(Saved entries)
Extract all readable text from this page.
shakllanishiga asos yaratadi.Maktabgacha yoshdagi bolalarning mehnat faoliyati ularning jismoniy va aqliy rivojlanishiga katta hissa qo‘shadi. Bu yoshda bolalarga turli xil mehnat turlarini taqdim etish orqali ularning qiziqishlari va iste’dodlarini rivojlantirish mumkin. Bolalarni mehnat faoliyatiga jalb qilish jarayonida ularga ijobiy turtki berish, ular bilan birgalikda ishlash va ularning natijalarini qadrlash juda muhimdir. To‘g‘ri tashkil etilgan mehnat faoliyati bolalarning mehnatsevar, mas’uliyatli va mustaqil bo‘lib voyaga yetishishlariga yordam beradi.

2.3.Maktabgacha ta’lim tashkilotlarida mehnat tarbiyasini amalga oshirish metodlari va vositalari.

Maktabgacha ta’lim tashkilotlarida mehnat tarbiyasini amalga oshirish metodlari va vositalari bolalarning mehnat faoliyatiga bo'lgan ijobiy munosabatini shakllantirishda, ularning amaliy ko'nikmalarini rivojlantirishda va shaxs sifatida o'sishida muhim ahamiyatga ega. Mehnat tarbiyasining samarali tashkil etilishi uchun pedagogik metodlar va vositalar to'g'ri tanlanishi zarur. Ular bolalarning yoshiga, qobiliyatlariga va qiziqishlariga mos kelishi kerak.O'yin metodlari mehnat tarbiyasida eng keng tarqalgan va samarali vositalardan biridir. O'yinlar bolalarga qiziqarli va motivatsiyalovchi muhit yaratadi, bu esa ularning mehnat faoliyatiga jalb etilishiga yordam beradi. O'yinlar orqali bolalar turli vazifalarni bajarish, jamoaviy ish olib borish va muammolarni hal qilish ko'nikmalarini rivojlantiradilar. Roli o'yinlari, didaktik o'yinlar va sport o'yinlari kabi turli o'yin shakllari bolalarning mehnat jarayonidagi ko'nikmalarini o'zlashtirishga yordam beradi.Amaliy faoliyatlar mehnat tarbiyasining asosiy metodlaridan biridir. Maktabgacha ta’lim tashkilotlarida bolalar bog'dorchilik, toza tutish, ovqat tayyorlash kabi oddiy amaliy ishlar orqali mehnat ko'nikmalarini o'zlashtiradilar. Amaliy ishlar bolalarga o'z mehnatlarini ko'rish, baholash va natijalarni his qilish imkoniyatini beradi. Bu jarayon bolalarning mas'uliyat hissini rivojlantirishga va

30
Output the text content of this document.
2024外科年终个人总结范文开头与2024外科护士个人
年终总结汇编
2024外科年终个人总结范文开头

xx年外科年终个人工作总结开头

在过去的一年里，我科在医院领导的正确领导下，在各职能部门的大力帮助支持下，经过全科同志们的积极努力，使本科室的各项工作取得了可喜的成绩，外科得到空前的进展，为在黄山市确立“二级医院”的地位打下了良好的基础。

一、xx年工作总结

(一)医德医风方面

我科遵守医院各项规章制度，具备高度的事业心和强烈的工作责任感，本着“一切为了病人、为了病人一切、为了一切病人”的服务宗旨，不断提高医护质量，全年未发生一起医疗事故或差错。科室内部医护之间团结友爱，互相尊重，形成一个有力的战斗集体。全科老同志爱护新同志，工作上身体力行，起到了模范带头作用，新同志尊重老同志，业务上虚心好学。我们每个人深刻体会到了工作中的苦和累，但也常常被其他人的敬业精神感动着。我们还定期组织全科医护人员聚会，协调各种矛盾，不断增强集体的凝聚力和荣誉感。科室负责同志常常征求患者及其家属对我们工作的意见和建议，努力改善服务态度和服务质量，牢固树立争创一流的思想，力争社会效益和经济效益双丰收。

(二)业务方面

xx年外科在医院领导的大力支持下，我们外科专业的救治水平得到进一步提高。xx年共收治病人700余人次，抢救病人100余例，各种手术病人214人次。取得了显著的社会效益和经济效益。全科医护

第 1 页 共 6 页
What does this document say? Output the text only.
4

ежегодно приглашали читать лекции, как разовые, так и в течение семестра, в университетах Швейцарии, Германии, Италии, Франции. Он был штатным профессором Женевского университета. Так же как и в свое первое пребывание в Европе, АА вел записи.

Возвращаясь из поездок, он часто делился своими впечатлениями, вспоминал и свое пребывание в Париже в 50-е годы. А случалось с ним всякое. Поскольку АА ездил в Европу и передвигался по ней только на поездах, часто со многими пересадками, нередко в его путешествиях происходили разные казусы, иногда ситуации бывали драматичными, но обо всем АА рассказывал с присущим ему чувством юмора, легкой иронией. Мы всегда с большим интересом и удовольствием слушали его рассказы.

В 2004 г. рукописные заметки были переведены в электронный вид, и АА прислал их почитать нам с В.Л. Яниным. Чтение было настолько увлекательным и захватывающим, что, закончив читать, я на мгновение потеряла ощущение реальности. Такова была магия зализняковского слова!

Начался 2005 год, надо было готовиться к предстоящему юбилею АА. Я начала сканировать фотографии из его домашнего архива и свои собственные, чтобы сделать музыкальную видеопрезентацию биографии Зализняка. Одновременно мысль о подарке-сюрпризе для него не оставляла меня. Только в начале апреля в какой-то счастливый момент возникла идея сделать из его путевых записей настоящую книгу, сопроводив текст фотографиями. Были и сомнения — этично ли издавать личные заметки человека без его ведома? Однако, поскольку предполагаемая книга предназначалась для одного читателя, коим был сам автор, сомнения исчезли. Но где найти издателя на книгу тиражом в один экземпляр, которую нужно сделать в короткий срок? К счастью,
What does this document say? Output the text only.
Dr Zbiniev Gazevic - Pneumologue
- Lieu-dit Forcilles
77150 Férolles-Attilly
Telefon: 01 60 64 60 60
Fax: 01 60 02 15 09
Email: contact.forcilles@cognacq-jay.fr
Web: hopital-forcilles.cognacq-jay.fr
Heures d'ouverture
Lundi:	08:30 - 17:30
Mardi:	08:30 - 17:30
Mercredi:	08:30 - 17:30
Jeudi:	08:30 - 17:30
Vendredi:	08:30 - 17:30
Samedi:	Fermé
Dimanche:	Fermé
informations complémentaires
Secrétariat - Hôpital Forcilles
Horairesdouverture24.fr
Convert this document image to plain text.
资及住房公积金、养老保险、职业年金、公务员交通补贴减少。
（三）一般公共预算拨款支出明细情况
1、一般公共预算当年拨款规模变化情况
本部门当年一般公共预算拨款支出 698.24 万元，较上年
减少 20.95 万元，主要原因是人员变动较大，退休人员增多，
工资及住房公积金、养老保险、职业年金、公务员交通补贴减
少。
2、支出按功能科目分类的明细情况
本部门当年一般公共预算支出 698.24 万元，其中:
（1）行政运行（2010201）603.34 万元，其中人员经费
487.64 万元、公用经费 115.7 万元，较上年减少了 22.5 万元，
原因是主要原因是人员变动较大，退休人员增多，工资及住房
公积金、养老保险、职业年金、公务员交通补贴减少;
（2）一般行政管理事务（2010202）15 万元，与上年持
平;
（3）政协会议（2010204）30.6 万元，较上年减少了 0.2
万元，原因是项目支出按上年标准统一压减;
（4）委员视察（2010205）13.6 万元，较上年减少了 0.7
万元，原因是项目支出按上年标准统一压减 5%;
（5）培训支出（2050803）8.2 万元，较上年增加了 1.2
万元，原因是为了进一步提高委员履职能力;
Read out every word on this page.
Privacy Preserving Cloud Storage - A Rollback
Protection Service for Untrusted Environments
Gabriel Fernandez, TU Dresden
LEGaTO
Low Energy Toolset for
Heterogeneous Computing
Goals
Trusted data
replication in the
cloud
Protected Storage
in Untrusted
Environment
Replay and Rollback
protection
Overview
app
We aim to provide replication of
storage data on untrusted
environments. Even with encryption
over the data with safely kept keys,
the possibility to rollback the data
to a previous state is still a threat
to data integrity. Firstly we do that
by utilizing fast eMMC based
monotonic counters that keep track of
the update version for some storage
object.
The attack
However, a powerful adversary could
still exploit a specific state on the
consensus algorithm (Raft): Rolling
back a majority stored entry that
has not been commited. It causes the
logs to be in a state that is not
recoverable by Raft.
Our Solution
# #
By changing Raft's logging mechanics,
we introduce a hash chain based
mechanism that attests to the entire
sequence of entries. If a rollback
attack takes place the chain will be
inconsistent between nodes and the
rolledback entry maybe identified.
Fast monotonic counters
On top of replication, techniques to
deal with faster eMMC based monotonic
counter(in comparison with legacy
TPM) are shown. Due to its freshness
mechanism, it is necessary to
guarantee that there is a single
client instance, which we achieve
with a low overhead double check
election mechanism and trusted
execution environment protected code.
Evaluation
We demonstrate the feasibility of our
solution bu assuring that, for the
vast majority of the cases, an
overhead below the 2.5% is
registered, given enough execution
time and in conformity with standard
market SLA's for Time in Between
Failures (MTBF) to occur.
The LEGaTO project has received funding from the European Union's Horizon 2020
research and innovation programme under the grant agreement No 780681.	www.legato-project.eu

### TASK INSTRUCTIONS:
Word for word, quote the lines from the line containing "Read out every word on this page." through the end of the material, both included, and nothing else.

### CORRECT RESULT:
Read out every word on this page.
Privacy Preserving Cloud Storage - A Rollback
Protection Service for Untrusted Environments
Gabriel Fernandez, TU Dresden
LEGaTO
Low Energy Toolset for
Heterogeneous Computing
Goals
Trusted data
replication in the
cloud
Protected Storage
in Untrusted
Environment
Replay and Rollback
protection
Overview
app
We aim to provide replication of
storage data on untrusted
environments. Even with encryption
over the data with safely kept keys,
the possibility to rollback the data
to a previous state is still a threat
to data integrity. Firstly we do that
by utilizing fast eMMC based
monotonic counters that keep track of
the update version for some storage
object.
The attack
However, a powerful adversary could
still exploit a specific state on the
consensus algorithm (Raft): Rolling
back a majority stored entry that
has not been commited. It causes the
logs to be in a state that is not
recoverable by Raft.
Our Solution
# #
By changing Raft's logging mechanics,
we introduce a hash chain based
mechanism that attests to the entire
sequence of entries. If a rollback
attack takes place the chain will be
inconsistent between nodes and the
rolledback entry maybe identified.
Fast monotonic counters
On top of replication, techniques to
deal with faster eMMC based monotonic
counter(in comparison with legacy
TPM) are shown. Due to its freshness
mechanism, it is necessary to
guarantee that there is a single
client instance, which we achieve
with a low overhead double check
election mechanism and trusted
execution environment protected code.
Evaluation
We demonstrate the feasibility of our
solution bu assuring that, for the
vast majority of the cases, an
overhead below the 2.5% is
registered, given enough execution
time and in conformity with standard
market SLA's for Time in Between
Failures (MTBF) to occur.
The LEGaTO project has received funding from the European Union's Horizon 2020
research and innovation programme under the grant agreement No 780681.	www.legato-project.eu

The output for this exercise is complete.